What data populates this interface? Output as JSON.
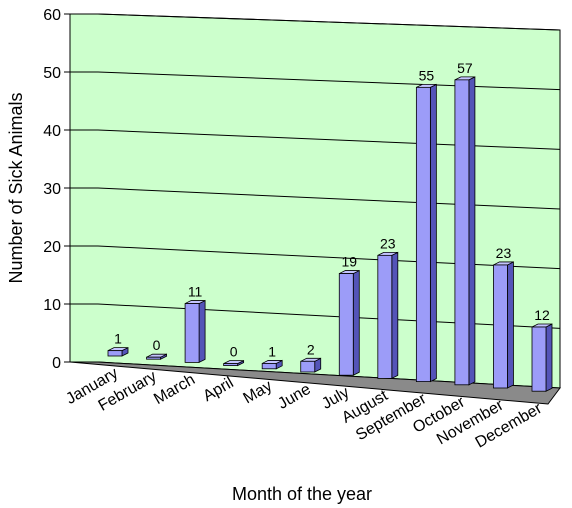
{
  "chart_data": {
    "type": "bar",
    "title": "",
    "xlabel": "Month of the year",
    "ylabel": "Number of Sick Animals",
    "categories": [
      "January",
      "February",
      "March",
      "April",
      "May",
      "June",
      "July",
      "August",
      "September",
      "October",
      "November",
      "December"
    ],
    "values": [
      1,
      0,
      11,
      0,
      1,
      2,
      19,
      23,
      55,
      57,
      23,
      12
    ],
    "ylim": [
      0,
      60
    ],
    "yticks": [
      0,
      10,
      20,
      30,
      40,
      50,
      60
    ],
    "grid": true,
    "legend": "none",
    "colors": {
      "bar_front": "#9c9cf8",
      "bar_side": "#5454b8",
      "bar_top": "#c4c4ff",
      "wall": "#ccffcc",
      "floor": "#8a8a8a"
    }
  }
}
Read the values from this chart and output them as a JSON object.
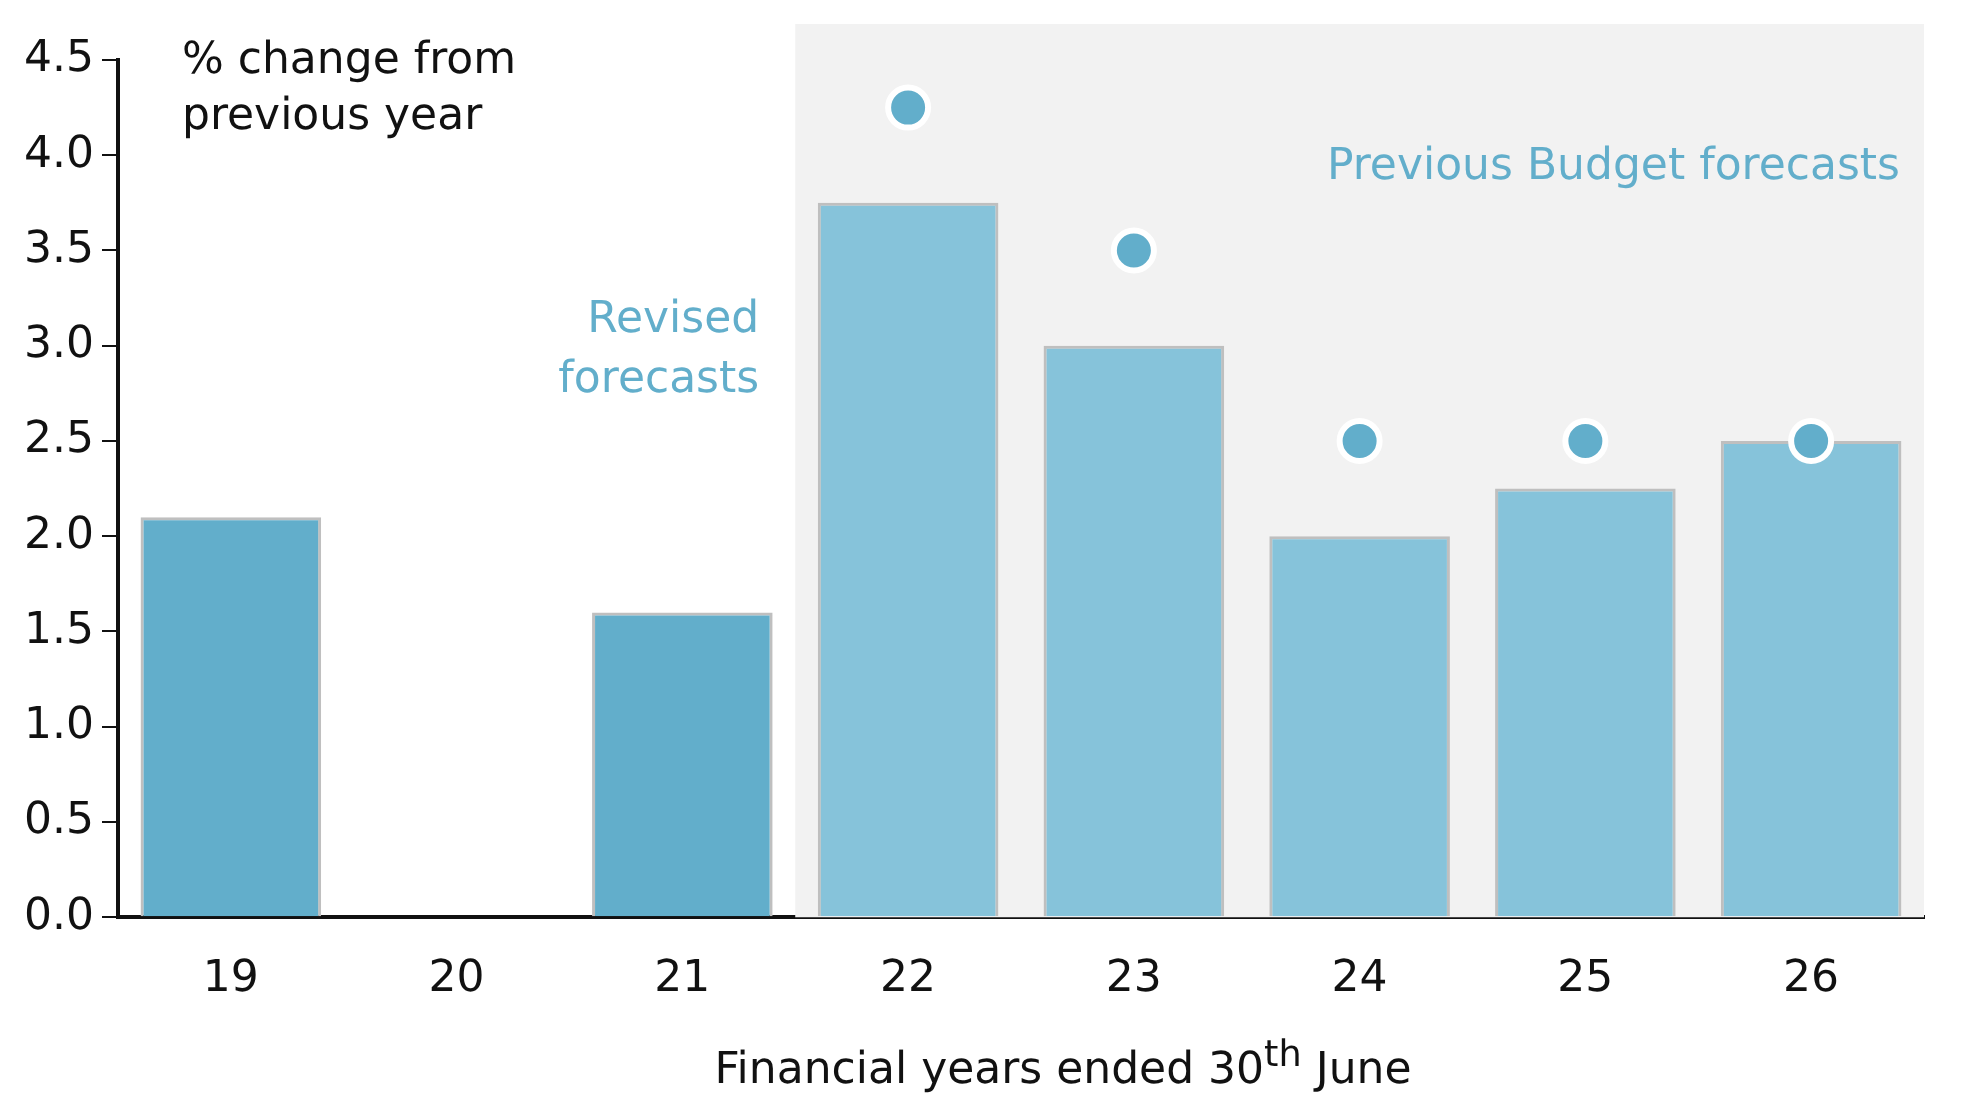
{
  "chart_data": {
    "type": "bar",
    "categories": [
      "19",
      "20",
      "21",
      "22",
      "23",
      "24",
      "25",
      "26"
    ],
    "ylabel": "% change from previous year",
    "xlabel": "Financial years ended 30$^{th}$ June",
    "series": [
      {
        "values": [
          2.1,
          null,
          1.6,
          3.75,
          3.0,
          2.0,
          2.25,
          2.5
        ],
        "colors": [
          "#62aecb",
          "#62aecb",
          "#62aecb",
          "#86c3da",
          "#86c3da",
          "#86c3da",
          "#86c3da",
          "#86c3da"
        ]
      },
      {
        "type": "scatter",
        "name": "Previous Budget forecasts",
        "color": "#62aecb",
        "x": [
          "22",
          "23",
          "24",
          "25",
          "26"
        ],
        "values": [
          4.25,
          3.5,
          2.5,
          2.5,
          2.5
        ]
      }
    ],
    "annotations": [
      "Revised forecasts"
    ],
    "bands": [
      {
        "axis": "x",
        "from": "22",
        "to": "26",
        "color": "#f2f2f2"
      }
    ],
    "ylim": [
      0,
      4.5
    ],
    "yticks": [
      {
        "value": 0,
        "label": "0.0"
      },
      0.5,
      {
        "value": 1,
        "label": "1.0"
      },
      1.5,
      {
        "value": 2,
        "label": "2.0"
      },
      2.5,
      {
        "value": 3,
        "label": "3.0"
      },
      3.5,
      {
        "value": 4,
        "label": "4.0"
      },
      4.5
    ],
    "grid": false,
    "legend": false,
    "marker": "circle"
  }
}
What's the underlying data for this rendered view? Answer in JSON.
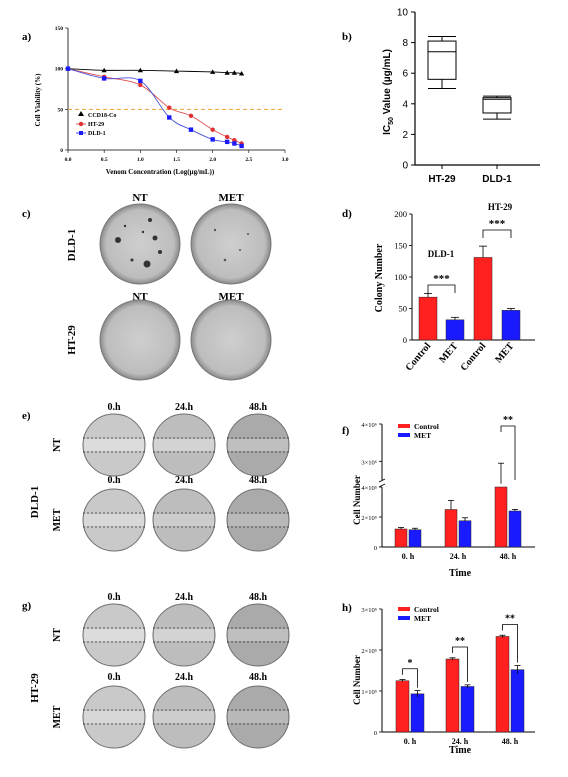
{
  "panel_letters": [
    "a)",
    "b)",
    "c)",
    "d)",
    "e)",
    "f)",
    "g)",
    "h)"
  ],
  "colors": {
    "red": "#ff2020",
    "blue": "#1a1aff",
    "ref_line": "#f0a030",
    "ccd": "#000000",
    "ht29_curve": "#e05050",
    "dld1_curve": "#4a50d8"
  },
  "chart_data": [
    {
      "id": "a",
      "type": "scatter",
      "xlabel": "Venom Concentration (Log(µg/mL))",
      "ylabel": "Cell Viability (%)",
      "xlim": [
        0,
        3.0
      ],
      "ylim": [
        0,
        150
      ],
      "xticks": [
        "0.0",
        "0.5",
        "1.0",
        "1.5",
        "2.0",
        "2.5",
        "3.0"
      ],
      "yticks": [
        "0",
        "50",
        "100",
        "150"
      ],
      "reference_line": 50,
      "series": [
        {
          "name": "CCD18-Co",
          "marker": "triangle",
          "color": "#000000",
          "x": [
            0.0,
            0.5,
            1.0,
            1.5,
            2.0,
            2.2,
            2.3,
            2.4
          ],
          "y": [
            100,
            98,
            98,
            97,
            96,
            95,
            95,
            94
          ]
        },
        {
          "name": "HT-29",
          "marker": "circle",
          "color": "#e03030",
          "x": [
            0.0,
            0.5,
            1.0,
            1.4,
            1.7,
            2.0,
            2.2,
            2.3,
            2.4
          ],
          "y": [
            100,
            90,
            80,
            52,
            42,
            25,
            16,
            12,
            8
          ]
        },
        {
          "name": "DLD-1",
          "marker": "square",
          "color": "#1a1aff",
          "x": [
            0.0,
            0.5,
            1.0,
            1.4,
            1.7,
            2.0,
            2.2,
            2.3,
            2.4
          ],
          "y": [
            100,
            88,
            85,
            40,
            25,
            13,
            10,
            8,
            5
          ]
        }
      ]
    },
    {
      "id": "b",
      "type": "boxplot",
      "ylabel": "IC50 Value (µg/mL)",
      "ylabel_main": "IC",
      "ylabel_sub": "50",
      "ylabel_rest": " Value (µg/mL)",
      "ylim": [
        0,
        10
      ],
      "yticks": [
        "0",
        "2",
        "4",
        "6",
        "8",
        "10"
      ],
      "categories": [
        "HT-29",
        "DLD-1"
      ],
      "boxes": [
        {
          "min": 5.0,
          "q1": 5.6,
          "median": 7.4,
          "q3": 8.1,
          "max": 8.4
        },
        {
          "min": 3.0,
          "q1": 3.4,
          "median": 4.3,
          "q3": 4.4,
          "max": 4.5
        }
      ]
    },
    {
      "id": "d",
      "type": "bar",
      "ylabel": "Colony Number",
      "ylim": [
        0,
        200
      ],
      "yticks": [
        "0",
        "50",
        "100",
        "150",
        "200"
      ],
      "categories": [
        "Control",
        "MET",
        "Control",
        "MET"
      ],
      "values": [
        68,
        32,
        131,
        47
      ],
      "errors": [
        6,
        4,
        18,
        3
      ],
      "colors": [
        "red",
        "blue",
        "red",
        "blue"
      ],
      "group_labels": [
        "DLD-1",
        "HT-29"
      ],
      "significance": [
        "***",
        "***"
      ]
    },
    {
      "id": "f",
      "type": "bar",
      "ylabel": "Cell Number",
      "xlabel": "Time",
      "categories": [
        "0. h",
        "24. h",
        "48. h"
      ],
      "yticks_lower": [
        "0",
        "2×10⁵",
        "4×10⁵"
      ],
      "yticks_upper": [
        "3×10⁶",
        "4×10⁶"
      ],
      "series": [
        {
          "name": "Control",
          "color": "red",
          "values": [
            120000,
            250000,
            2400000
          ],
          "errors": [
            10000,
            60000,
            550000
          ]
        },
        {
          "name": "MET",
          "color": "blue",
          "values": [
            115000,
            175000,
            240000
          ],
          "errors": [
            10000,
            20000,
            10000
          ]
        }
      ],
      "significance": [
        "",
        "",
        "**"
      ]
    },
    {
      "id": "h",
      "type": "bar",
      "ylabel": "Cell Number",
      "xlabel": "Time",
      "ylim": [
        0,
        300000
      ],
      "yticks": [
        "0",
        "1×10⁵",
        "2×10⁵",
        "3×10⁵"
      ],
      "categories": [
        "0. h",
        "24. h",
        "48. h"
      ],
      "series": [
        {
          "name": "Control",
          "color": "red",
          "values": [
            125000,
            178000,
            233000
          ],
          "errors": [
            3000,
            3000,
            3000
          ]
        },
        {
          "name": "MET",
          "color": "blue",
          "values": [
            93000,
            111000,
            152000
          ],
          "errors": [
            8000,
            4000,
            10000
          ]
        }
      ],
      "significance": [
        "*",
        "**",
        "**"
      ]
    }
  ],
  "panel_c_colony": {
    "col_labels": [
      "NT",
      "MET"
    ],
    "row_labels": [
      "DLD-1",
      "HT-29"
    ]
  },
  "panel_e_wound": {
    "time_labels": [
      "0.h",
      "24.h",
      "48.h"
    ],
    "row_labels": [
      "NT",
      "MET"
    ],
    "cell_line": "DLD-1"
  },
  "panel_g_wound": {
    "time_labels": [
      "0.h",
      "24.h",
      "48.h"
    ],
    "row_labels": [
      "NT",
      "MET"
    ],
    "cell_line": "HT-29"
  }
}
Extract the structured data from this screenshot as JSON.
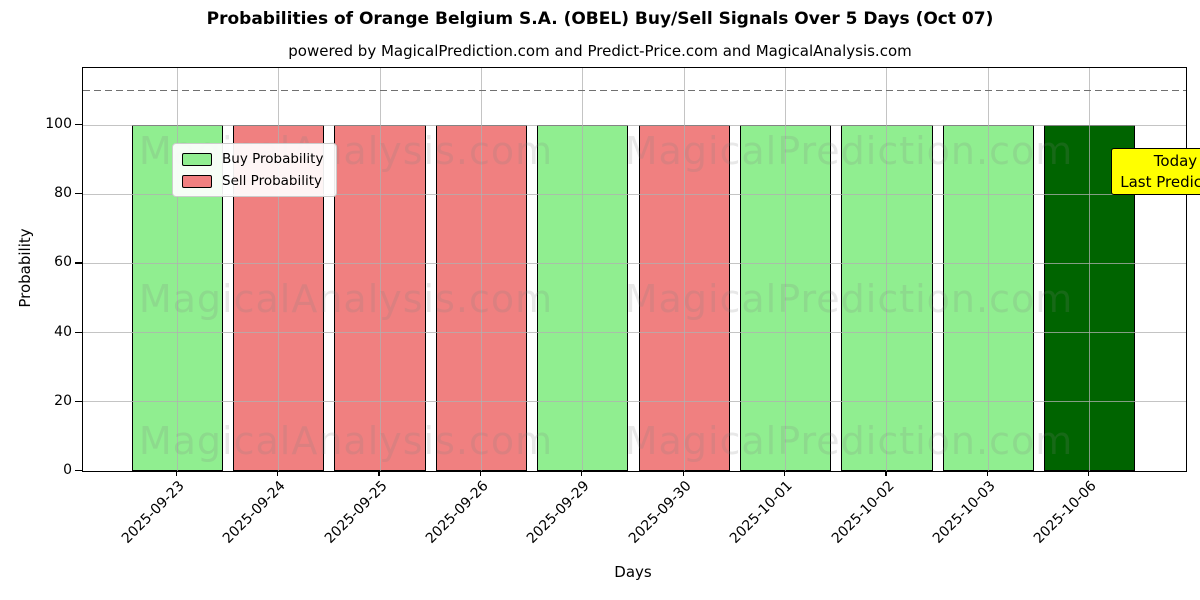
{
  "chart_data": {
    "type": "bar",
    "title": "Probabilities of Orange Belgium S.A. (OBEL) Buy/Sell Signals Over 5 Days (Oct 07)",
    "subtitle": "powered by MagicalPrediction.com and Predict-Price.com and MagicalAnalysis.com",
    "xlabel": "Days",
    "ylabel": "Probability",
    "ylim": [
      0,
      116.5
    ],
    "yticks": [
      0,
      20,
      40,
      60,
      80,
      100
    ],
    "grid": true,
    "categories": [
      "2025-09-23",
      "2025-09-24",
      "2025-09-25",
      "2025-09-26",
      "2025-09-29",
      "2025-09-30",
      "2025-10-01",
      "2025-10-02",
      "2025-10-03",
      "2025-10-06"
    ],
    "bars": [
      {
        "date": "2025-09-23",
        "value": 100,
        "signal": "buy"
      },
      {
        "date": "2025-09-24",
        "value": 100,
        "signal": "sell"
      },
      {
        "date": "2025-09-25",
        "value": 100,
        "signal": "sell"
      },
      {
        "date": "2025-09-26",
        "value": 100,
        "signal": "sell"
      },
      {
        "date": "2025-09-29",
        "value": 100,
        "signal": "buy"
      },
      {
        "date": "2025-09-30",
        "value": 100,
        "signal": "sell"
      },
      {
        "date": "2025-10-01",
        "value": 100,
        "signal": "buy"
      },
      {
        "date": "2025-10-02",
        "value": 100,
        "signal": "buy"
      },
      {
        "date": "2025-10-03",
        "value": 100,
        "signal": "buy"
      },
      {
        "date": "2025-10-06",
        "value": 100,
        "signal": "today"
      }
    ],
    "series": [
      {
        "name": "Probability",
        "values": [
          100,
          100,
          100,
          100,
          100,
          100,
          100,
          100,
          100,
          100
        ]
      }
    ],
    "colors": {
      "buy": "#90EE90",
      "sell": "#F08080",
      "today": "#006400",
      "bar_edge": "#000000",
      "grid": "#b0b0b0",
      "threshold": "#707070",
      "annotation_bg": "#ffff00",
      "watermark": "#808080"
    },
    "threshold_line": {
      "value": 110,
      "style": "dashed"
    },
    "legend": {
      "position": "upper-left",
      "entries": [
        {
          "label": "Buy Probability",
          "signal": "buy"
        },
        {
          "label": "Sell Probability",
          "signal": "sell"
        }
      ]
    },
    "annotation": {
      "lines": [
        "Today",
        "Last Prediction"
      ]
    },
    "watermarks": [
      "MagicalAnalysis.com",
      "MagicalPrediction.com"
    ]
  }
}
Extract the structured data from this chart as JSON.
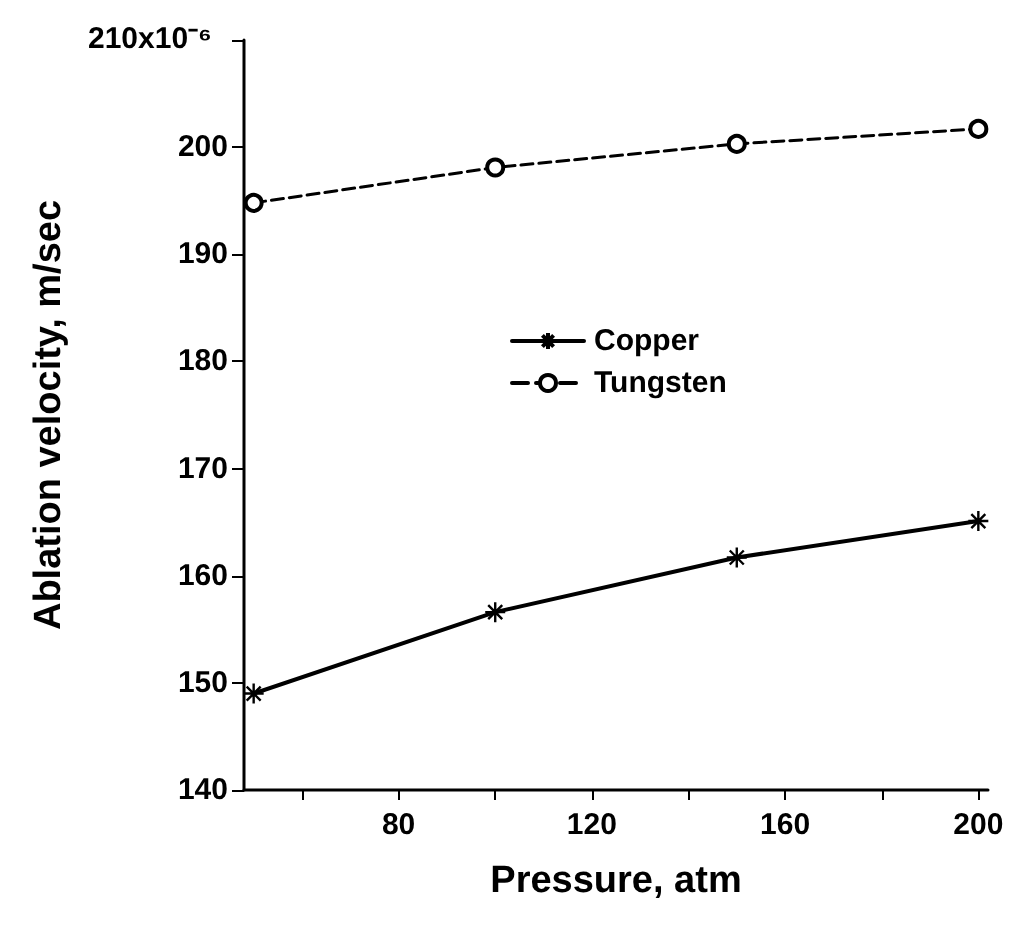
{
  "chart_data": {
    "type": "line",
    "xlabel": "Pressure, atm",
    "ylabel": "Ablation velocity, m/sec",
    "x": [
      50,
      100,
      150,
      200
    ],
    "series": [
      {
        "name": "Copper",
        "color": "#000000",
        "values": [
          149.0,
          156.6,
          161.7,
          165.1
        ],
        "marker": "cross",
        "line_style": "solid"
      },
      {
        "name": "Tungsten",
        "color": "#000000",
        "values": [
          194.8,
          198.1,
          200.3,
          201.7
        ],
        "marker": "circle",
        "line_style": "dashed"
      }
    ],
    "xlim": [
      48,
      202
    ],
    "xticks": [
      {
        "value": 60,
        "label": null
      },
      80,
      {
        "value": 100,
        "label": null
      },
      120,
      {
        "value": 140,
        "label": null
      },
      160,
      {
        "value": 180,
        "label": null
      },
      200
    ],
    "ylim": [
      140,
      210
    ],
    "yticks": [
      140,
      150,
      160,
      170,
      180,
      190,
      200,
      {
        "value": 210,
        "label": null
      }
    ],
    "annotations": [
      "210x10⁻⁶"
    ],
    "grid": false,
    "legend": "center"
  }
}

━━━━━━━━━━━━━━━━━━━━

Stated exercise >> Select every line in the material above where the string "MagicalAnalysis" occurs, and copy it.

Exercise output >>
    "subtitle": "powered by MagicalPrediction.com and Predict-Price.com and MagicalAnalysis.com",
      "MagicalAnalysis.com",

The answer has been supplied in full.